= Stated problem =
In the copy, include every entry exactly but none of the images.

= Information supplied =
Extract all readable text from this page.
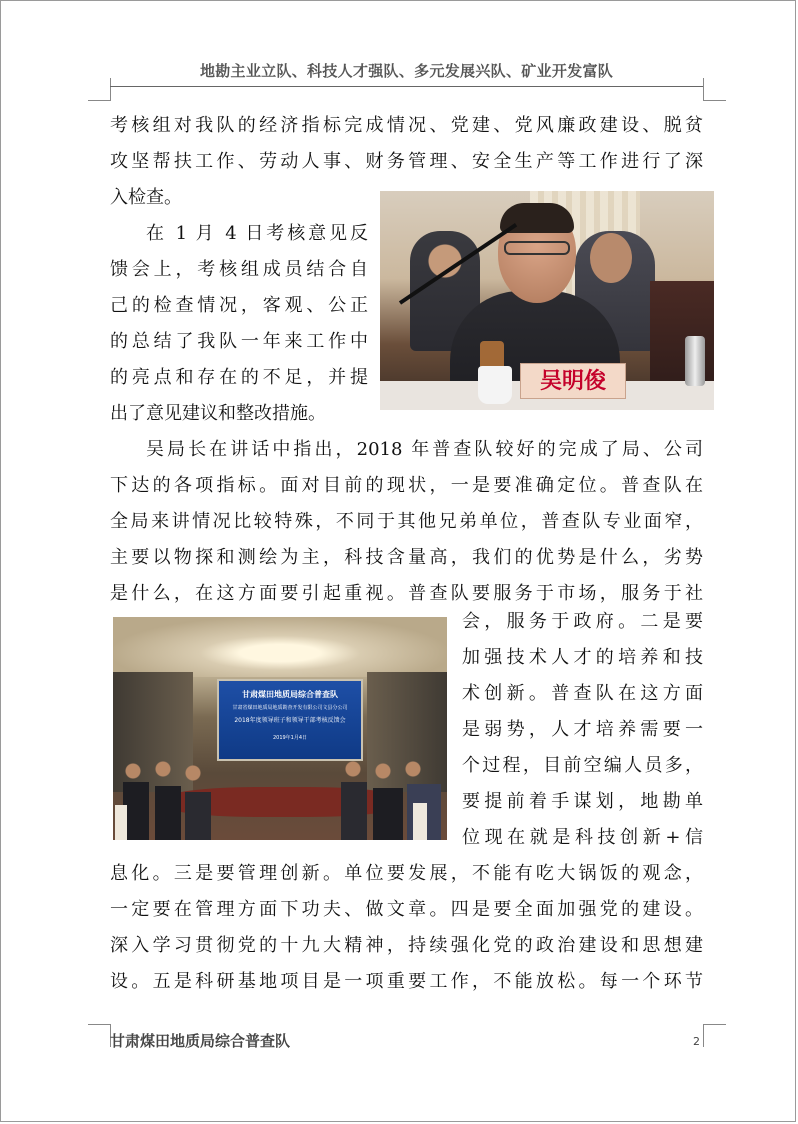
地勘主业立队、科技人才强队、多元发展兴队、矿业开发富队
考核组对我队的经济指标完成情况、党建、党风廉政建设、脱贫
攻坚帮扶工作、劳动人事、财务管理、安全生产等工作进行了深
入检查。
在 1 月 4 日考核意见反
馈会上，考核组成员结合自
己的检查情况，客观、公正
的总结了我队一年来工作中
的亮点和存在的不足，并提
出了意见建议和整改措施。
吴明俊
吴局长在讲话中指出，2018 年普查队较好的完成了局、公司
下达的各项指标。面对目前的现状，一是要准确定位。普查队在
全局来讲情况比较特殊，不同于其他兄弟单位，普查队专业面窄，
主要以物探和测绘为主，科技含量高，我们的优势是什么，劣势
是什么，在这方面要引起重视。普查队要服务于市场，服务于社
甘肃煤田地质局综合普查队
甘肃省煤田地质局地质勘查开发有限公司文县分公司
2018年度领导班子和领导干部考核反馈会
2019年1月4日
会，服务于政府。二是要
加强技术人才的培养和技
术创新。普查队在这方面
是弱势，人才培养需要一
个过程，目前空编人员多，
要提前着手谋划，地勘单
位现在就是科技创新+信
息化。三是要管理创新。单位要发展，不能有吃大锅饭的观念，
一定要在管理方面下功夫、做文章。四是要全面加强党的建设。
深入学习贯彻党的十九大精神，持续强化党的政治建设和思想建
设。五是科研基地项目是一项重要工作，不能放松。每一个环节
甘肃煤田地质局综合普查队	2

= Correct response =
Extract all readable text from this page.
地勘主业立队、科技人才强队、多元发展兴队、矿业开发富队
考核组对我队的经济指标完成情况、党建、党风廉政建设、脱贫
攻坚帮扶工作、劳动人事、财务管理、安全生产等工作进行了深
入检查。
在 1 月 4 日考核意见反
馈会上，考核组成员结合自
己的检查情况，客观、公正
的总结了我队一年来工作中
的亮点和存在的不足，并提
出了意见建议和整改措施。
吴明俊
吴局长在讲话中指出，2018 年普查队较好的完成了局、公司
下达的各项指标。面对目前的现状，一是要准确定位。普查队在
全局来讲情况比较特殊，不同于其他兄弟单位，普查队专业面窄，
主要以物探和测绘为主，科技含量高，我们的优势是什么，劣势
是什么，在这方面要引起重视。普查队要服务于市场，服务于社
甘肃煤田地质局综合普查队
甘肃省煤田地质局地质勘查开发有限公司文县分公司
2018年度领导班子和领导干部考核反馈会
2019年1月4日
会，服务于政府。二是要
加强技术人才的培养和技
术创新。普查队在这方面
是弱势，人才培养需要一
个过程，目前空编人员多，
要提前着手谋划，地勘单
位现在就是科技创新+信
息化。三是要管理创新。单位要发展，不能有吃大锅饭的观念，
一定要在管理方面下功夫、做文章。四是要全面加强党的建设。
深入学习贯彻党的十九大精神，持续强化党的政治建设和思想建
设。五是科研基地项目是一项重要工作，不能放松。每一个环节
甘肃煤田地质局综合普查队	2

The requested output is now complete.